- _What is needed_
Examine each line of the data. Copy those that contain the string "innere".

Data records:

◆ ◆ ◆

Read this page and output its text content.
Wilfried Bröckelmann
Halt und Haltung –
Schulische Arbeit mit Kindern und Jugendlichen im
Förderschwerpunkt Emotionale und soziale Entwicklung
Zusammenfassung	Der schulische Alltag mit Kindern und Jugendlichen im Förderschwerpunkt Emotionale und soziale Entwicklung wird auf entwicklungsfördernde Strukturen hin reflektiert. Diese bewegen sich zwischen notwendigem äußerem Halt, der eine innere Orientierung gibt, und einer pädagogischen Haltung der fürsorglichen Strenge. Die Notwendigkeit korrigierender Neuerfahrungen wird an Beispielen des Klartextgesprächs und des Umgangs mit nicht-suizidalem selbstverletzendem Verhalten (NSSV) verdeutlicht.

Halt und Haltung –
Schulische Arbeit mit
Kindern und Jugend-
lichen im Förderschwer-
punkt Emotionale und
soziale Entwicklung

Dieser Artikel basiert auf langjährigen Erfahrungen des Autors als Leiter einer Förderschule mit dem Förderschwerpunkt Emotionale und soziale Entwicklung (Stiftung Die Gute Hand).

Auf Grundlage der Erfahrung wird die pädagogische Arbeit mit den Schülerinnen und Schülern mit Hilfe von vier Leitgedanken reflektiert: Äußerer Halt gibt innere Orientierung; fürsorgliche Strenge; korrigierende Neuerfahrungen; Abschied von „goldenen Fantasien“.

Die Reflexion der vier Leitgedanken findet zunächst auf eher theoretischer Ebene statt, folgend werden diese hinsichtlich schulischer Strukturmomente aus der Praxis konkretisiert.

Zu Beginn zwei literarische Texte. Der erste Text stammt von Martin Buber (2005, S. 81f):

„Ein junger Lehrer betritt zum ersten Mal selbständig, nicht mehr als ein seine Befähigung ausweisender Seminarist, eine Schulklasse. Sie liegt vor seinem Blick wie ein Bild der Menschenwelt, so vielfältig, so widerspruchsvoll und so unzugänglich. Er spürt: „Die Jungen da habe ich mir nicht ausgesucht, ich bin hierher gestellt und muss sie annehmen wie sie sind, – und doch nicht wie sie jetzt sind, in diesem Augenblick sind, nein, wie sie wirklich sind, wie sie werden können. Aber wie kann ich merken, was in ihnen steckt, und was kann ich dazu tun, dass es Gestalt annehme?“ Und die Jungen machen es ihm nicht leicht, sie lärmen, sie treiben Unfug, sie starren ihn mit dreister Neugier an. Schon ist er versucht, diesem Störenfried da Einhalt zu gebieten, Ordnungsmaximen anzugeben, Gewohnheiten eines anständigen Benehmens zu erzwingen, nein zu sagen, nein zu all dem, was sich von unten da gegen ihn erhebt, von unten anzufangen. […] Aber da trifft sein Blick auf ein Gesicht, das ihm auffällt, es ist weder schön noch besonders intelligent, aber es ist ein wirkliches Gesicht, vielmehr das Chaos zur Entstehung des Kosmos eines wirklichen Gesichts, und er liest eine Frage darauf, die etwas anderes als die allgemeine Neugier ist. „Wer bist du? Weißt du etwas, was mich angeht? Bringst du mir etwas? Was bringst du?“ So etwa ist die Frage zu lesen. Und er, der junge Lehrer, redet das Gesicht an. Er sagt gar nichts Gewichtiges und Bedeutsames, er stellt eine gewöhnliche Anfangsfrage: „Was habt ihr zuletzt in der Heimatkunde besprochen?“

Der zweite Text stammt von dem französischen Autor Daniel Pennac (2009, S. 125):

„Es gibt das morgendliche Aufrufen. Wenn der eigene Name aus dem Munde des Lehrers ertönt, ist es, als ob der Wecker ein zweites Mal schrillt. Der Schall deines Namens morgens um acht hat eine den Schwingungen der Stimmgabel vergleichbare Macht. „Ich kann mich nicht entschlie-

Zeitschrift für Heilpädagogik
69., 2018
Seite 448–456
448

◆ ◆ ◆

- _Exercise result_
Zusammenfassung	Der schulische Alltag mit Kindern und Jugendlichen im Förderschwerpunkt Emotionale und soziale Entwicklung wird auf entwicklungsfördernde Strukturen hin reflektiert. Diese bewegen sich zwischen notwendigem äußerem Halt, der eine innere Orientierung gibt, und einer pädagogischen Haltung der fürsorglichen Strenge. Die Notwendigkeit korrigierender Neuerfahrungen wird an Beispielen des Klartextgesprächs und des Umgangs mit nicht-suizidalem selbstverletzendem Verhalten (NSSV) verdeutlicht.
Auf Grundlage der Erfahrung wird die pädagogische Arbeit mit den Schülerinnen und Schülern mit Hilfe von vier Leitgedanken reflektiert: Äußerer Halt gibt innere Orientierung; fürsorgliche Strenge; korrigierende Neuerfahrungen; Abschied von „goldenen Fantasien“.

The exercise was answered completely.